YOUR INSTRUCTIONS:
Write the next part of the passage on poverty and addiction, picking up after its final sentence.

DOCUMENT TEXT:
● ● ● ● ●

I was lucky. I kept the house and managed to keep my family’s head above water while the kids grew up after that very rough patch. The two oldest are on their own now and doing all right. My youngest is finishing college in a few months. She’ll be fine, too.
But not everybody has that large family — nearly all of whom have been paid back in the last decade — from whom they can borrow, so they reach out to charitable nonprofits, which, for some, is the hardest hit their pride has ever taken.
To say people bring poverty upon themselves because of alcohol or drug addiction is a gross misunderstanding of addiction.
I think that the idea of them bringing it on themselves is that they made that initial choice to try it. No one ever tries dugs or alcohol thinking I am going to be an addict, but they do know that it can happen. Fortunately, I have never been tempted, but I have loved some family and friends who were tempted and tried and ruined lives were the result. I think from the angle the author was writing, it was not a condemnation. It was a quick pass because the focus of the story was not how we as a society can combat and help those people, but rather how some are helping others. Just a thought.

● ● ● ● ●

(Document layout analysis data)
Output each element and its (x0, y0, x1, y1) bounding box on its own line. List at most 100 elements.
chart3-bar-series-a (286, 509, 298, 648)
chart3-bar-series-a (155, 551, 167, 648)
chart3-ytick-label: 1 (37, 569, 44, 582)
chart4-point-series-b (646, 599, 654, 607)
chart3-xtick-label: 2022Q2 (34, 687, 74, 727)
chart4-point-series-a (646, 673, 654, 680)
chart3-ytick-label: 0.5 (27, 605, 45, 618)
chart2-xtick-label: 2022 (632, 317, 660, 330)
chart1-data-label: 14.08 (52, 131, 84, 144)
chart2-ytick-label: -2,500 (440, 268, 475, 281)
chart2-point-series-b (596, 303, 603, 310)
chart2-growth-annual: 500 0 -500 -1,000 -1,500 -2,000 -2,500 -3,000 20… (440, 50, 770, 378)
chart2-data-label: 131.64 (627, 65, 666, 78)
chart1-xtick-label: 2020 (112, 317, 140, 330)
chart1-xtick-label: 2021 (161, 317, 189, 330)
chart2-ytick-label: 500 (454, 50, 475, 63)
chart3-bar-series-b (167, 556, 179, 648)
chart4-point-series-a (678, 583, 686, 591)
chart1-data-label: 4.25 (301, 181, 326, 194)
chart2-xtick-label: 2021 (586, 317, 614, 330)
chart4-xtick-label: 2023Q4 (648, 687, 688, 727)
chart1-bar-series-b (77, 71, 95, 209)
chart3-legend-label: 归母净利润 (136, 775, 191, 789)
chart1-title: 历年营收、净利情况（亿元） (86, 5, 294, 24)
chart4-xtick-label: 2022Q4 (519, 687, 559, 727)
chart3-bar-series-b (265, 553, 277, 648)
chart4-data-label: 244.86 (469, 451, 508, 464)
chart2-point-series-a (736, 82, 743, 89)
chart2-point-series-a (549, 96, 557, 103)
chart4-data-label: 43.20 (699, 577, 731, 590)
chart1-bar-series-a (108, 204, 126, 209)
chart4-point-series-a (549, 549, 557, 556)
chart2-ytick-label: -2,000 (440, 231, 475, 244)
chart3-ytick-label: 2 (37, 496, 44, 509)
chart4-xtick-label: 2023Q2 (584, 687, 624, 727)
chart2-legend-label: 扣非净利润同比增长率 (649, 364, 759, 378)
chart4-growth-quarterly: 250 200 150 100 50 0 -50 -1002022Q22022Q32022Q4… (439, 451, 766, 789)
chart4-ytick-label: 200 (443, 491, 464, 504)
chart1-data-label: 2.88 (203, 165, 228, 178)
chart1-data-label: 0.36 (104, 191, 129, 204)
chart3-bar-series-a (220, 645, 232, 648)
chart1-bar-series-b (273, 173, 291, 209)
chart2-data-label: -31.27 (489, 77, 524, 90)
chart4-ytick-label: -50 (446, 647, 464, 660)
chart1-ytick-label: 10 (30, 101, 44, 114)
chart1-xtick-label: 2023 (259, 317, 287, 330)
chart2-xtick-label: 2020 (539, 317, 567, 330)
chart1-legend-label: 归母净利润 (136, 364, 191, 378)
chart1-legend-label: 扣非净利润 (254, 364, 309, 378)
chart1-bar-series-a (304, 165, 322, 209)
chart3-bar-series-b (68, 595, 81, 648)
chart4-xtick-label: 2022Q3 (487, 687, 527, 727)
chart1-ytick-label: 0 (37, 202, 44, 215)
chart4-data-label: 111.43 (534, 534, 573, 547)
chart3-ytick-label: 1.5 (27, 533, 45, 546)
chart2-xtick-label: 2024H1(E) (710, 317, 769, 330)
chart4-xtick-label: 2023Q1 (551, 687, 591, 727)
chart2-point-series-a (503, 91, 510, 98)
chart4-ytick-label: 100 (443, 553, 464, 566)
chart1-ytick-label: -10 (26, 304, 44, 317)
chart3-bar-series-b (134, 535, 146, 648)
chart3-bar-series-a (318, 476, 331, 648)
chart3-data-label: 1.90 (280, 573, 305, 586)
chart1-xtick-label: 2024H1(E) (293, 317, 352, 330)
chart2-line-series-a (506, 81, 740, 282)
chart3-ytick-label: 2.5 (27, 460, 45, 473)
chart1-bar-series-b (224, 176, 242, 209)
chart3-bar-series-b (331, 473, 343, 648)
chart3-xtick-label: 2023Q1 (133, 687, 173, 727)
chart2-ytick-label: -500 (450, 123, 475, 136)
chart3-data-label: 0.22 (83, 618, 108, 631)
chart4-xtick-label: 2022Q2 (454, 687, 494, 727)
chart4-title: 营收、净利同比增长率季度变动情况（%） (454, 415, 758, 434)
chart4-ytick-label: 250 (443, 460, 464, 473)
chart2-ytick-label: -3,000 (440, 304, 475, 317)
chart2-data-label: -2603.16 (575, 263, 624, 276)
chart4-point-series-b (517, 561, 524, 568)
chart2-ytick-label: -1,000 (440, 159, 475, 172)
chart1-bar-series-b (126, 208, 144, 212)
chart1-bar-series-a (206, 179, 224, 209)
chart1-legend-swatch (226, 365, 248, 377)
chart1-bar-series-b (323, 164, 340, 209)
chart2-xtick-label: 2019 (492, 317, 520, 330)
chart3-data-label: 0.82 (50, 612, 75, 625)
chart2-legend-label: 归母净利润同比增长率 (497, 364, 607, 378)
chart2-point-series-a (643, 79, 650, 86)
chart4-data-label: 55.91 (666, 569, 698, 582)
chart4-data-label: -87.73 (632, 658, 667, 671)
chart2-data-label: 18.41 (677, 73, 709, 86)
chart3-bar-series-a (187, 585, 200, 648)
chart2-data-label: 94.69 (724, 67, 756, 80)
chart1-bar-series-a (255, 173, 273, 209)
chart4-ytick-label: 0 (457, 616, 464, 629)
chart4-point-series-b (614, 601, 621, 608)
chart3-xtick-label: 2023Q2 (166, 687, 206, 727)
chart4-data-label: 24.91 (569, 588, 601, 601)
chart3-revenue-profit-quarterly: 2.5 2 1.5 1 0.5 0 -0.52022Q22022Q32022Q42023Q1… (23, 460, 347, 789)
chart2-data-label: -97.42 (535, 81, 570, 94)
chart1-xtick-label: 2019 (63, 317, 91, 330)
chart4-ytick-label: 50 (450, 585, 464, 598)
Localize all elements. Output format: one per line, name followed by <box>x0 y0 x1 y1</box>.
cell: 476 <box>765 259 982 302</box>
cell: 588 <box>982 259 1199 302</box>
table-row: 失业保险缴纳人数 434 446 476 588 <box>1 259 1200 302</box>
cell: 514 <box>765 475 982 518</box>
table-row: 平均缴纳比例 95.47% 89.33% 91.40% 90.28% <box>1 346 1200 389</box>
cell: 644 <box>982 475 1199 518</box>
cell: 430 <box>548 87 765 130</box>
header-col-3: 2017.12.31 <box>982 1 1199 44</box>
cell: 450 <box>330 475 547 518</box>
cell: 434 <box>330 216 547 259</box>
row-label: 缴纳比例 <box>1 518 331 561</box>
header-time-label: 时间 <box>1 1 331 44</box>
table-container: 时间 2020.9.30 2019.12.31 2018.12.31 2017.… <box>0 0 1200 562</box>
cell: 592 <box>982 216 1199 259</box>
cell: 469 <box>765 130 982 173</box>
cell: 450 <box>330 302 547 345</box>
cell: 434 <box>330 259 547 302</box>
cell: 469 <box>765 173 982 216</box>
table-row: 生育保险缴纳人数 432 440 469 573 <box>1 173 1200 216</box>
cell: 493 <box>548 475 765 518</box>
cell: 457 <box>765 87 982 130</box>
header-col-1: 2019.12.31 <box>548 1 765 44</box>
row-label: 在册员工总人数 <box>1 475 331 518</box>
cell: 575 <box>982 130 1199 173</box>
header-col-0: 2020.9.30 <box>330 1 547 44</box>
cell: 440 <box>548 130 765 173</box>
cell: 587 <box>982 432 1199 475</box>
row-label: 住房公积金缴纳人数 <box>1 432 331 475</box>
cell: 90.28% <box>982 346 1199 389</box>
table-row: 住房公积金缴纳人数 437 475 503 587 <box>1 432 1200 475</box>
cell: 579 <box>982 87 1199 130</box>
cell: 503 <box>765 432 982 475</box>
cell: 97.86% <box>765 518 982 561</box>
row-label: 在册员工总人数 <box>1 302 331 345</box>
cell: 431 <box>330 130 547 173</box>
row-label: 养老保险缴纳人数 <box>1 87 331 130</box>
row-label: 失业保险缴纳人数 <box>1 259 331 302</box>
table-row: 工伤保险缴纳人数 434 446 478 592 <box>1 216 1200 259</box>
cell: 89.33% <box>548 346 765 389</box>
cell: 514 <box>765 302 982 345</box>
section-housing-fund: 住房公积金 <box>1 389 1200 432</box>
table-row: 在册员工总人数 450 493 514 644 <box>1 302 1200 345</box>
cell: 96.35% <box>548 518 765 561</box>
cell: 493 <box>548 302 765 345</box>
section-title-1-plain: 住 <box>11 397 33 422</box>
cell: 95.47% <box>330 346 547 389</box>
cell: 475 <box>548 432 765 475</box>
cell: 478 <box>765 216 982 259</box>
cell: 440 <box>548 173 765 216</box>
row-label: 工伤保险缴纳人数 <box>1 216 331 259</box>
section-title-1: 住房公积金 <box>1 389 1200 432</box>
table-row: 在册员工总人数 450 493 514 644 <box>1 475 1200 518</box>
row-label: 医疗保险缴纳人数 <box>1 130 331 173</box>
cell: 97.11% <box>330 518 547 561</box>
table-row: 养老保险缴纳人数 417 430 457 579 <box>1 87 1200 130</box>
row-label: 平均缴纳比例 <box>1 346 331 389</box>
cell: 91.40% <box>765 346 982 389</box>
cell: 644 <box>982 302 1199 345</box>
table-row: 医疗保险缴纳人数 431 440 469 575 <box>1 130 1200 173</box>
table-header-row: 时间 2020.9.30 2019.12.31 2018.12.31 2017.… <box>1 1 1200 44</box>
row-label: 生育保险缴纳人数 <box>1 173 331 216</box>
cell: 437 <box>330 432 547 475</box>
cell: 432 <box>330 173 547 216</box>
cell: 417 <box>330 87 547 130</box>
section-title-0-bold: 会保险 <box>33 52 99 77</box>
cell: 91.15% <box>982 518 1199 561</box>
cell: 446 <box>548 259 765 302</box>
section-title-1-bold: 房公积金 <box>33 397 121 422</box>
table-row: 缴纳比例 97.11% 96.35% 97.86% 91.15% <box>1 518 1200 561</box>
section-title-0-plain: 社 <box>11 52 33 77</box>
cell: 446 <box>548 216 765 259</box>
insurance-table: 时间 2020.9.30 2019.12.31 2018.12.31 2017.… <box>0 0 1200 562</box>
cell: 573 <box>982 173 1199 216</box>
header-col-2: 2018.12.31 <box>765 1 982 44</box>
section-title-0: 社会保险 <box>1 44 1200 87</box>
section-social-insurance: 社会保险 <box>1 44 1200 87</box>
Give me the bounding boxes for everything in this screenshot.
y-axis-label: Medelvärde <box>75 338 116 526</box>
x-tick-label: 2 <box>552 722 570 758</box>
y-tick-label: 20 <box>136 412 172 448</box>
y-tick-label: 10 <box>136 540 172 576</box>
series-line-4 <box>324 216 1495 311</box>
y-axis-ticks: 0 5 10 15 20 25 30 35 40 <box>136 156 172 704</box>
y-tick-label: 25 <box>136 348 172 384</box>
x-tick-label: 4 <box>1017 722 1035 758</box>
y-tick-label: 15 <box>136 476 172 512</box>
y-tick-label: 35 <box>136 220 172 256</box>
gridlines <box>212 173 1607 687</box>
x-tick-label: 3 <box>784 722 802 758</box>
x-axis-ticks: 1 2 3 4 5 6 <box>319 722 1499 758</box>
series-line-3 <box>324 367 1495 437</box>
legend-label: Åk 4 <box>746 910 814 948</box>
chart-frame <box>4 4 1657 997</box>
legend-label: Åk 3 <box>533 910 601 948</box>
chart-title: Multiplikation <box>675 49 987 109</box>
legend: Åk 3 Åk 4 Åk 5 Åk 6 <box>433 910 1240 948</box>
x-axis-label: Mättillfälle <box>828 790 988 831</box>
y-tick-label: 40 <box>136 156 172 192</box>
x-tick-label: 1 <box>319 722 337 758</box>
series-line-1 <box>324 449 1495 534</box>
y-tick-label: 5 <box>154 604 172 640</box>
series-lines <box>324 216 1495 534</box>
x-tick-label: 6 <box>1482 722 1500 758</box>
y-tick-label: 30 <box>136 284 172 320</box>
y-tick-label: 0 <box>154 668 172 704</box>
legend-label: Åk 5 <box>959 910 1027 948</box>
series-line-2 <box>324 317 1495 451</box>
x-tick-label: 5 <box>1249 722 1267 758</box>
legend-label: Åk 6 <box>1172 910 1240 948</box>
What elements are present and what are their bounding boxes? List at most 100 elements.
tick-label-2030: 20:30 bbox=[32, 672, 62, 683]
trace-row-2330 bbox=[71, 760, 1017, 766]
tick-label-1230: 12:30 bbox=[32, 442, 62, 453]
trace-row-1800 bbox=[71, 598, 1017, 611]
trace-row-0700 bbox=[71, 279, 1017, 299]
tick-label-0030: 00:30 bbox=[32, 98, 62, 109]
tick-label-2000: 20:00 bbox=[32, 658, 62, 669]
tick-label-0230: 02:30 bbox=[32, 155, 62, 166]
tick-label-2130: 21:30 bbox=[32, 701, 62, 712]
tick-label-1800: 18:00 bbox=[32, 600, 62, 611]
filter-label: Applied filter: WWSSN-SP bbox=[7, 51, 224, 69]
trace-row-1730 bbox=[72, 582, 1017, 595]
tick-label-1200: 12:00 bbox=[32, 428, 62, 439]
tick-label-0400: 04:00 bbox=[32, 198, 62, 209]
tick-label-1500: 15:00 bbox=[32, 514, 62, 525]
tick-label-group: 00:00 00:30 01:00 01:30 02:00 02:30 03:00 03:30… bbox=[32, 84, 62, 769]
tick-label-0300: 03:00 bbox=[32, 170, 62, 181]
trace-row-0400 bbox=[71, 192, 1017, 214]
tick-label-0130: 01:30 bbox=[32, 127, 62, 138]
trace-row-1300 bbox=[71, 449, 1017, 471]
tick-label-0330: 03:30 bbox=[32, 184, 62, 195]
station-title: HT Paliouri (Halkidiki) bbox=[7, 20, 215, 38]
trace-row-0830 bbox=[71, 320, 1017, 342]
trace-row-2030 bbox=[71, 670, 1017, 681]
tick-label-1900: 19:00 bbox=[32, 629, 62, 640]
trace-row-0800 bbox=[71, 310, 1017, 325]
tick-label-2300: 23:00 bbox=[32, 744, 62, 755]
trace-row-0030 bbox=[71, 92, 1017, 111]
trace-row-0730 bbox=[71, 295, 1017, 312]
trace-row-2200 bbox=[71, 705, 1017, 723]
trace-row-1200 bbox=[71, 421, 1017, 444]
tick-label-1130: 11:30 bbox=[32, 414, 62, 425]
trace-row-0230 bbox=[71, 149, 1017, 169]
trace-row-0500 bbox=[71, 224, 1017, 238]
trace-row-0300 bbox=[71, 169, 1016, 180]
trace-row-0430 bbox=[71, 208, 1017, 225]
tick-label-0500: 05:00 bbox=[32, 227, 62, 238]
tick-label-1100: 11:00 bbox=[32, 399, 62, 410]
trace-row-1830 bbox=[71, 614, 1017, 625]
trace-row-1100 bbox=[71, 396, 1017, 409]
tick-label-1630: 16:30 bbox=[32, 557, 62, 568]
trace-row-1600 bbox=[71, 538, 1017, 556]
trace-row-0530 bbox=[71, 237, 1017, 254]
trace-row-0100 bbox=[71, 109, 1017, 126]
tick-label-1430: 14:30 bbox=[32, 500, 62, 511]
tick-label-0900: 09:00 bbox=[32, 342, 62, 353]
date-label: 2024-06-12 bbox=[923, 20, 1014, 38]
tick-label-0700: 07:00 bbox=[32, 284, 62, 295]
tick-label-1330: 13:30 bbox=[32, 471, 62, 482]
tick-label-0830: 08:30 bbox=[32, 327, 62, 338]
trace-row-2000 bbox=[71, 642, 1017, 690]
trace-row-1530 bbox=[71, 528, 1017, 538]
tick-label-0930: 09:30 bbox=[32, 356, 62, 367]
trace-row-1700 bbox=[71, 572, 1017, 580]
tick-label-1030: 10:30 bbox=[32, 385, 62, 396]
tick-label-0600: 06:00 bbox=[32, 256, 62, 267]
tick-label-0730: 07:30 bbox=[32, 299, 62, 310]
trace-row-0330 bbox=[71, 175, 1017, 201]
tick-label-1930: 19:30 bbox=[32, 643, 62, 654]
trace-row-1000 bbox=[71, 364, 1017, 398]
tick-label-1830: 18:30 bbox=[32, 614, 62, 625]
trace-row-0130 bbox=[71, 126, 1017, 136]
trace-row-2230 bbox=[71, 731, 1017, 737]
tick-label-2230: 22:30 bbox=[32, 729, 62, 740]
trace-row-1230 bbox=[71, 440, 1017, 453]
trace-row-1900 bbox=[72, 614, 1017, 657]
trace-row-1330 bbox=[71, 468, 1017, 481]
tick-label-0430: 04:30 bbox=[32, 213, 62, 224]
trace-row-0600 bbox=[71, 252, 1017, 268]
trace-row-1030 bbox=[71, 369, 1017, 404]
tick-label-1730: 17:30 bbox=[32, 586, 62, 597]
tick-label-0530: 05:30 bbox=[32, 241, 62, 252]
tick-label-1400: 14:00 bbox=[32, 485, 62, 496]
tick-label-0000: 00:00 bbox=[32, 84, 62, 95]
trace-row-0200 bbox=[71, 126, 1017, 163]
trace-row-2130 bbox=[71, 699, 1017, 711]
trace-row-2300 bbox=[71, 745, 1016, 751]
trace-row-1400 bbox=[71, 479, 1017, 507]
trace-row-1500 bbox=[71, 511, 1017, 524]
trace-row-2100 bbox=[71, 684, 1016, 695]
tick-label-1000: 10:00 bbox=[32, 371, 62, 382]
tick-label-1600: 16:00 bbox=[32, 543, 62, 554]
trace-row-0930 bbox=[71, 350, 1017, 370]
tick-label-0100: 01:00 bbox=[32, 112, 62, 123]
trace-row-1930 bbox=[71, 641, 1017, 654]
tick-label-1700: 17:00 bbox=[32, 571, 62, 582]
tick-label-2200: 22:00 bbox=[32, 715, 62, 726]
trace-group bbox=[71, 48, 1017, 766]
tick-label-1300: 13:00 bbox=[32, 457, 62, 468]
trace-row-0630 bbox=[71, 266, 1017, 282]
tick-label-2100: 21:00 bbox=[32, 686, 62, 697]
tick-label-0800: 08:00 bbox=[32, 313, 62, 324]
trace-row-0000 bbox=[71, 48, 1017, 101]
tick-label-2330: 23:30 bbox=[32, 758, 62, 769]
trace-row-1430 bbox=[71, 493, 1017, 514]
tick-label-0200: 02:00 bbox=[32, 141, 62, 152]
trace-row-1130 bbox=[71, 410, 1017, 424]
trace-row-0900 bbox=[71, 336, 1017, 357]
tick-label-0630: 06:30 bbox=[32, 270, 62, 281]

● ● ● ● ●

ANSWER TO THIS EXERCISE:
I agree with Lucy.
Addiction is a disease.
I totaled my car in March last year which resulted in me losing my job that I held for eight years. I’ve been looking for a job ever since. People who haven’t gone hungry don’t have a clue what it’s like to have to go to food banks and the judgment you have to put up with from some people who think you’re just not trying. Now Trump’s going to take away my $17 I get per month in food stamps which doesn’t sound like a lot but it is to me. I search for a job every day all day and I can’t get anywhere. My biggest fear is being homeless.
Very informative and eye-opening. As a retired teacher, still young enough to work, I was very interested in the programs to help people get education. Teaching is a calling, not a profession for me. I will begin researching that avenue.
I hope that the commenters actually took the time to read this whole Peter Gorman piece which i found to be one of the best I’ve seen here in several weeks. What I got out of it was pure inspiration that in spite of adverse conditions: relocating to a strange place, career changes, age discrimination, money in very short supply, the author never gave up, raised three great kids, kept the family together, and triumphed. My favorite columnists here are Prince Lin and now Gorman. I just wish he would use his real name for restaurant reviews because anybody who can “fix chicken thighs and rice 200 different ways” likely knows what he’s writing about!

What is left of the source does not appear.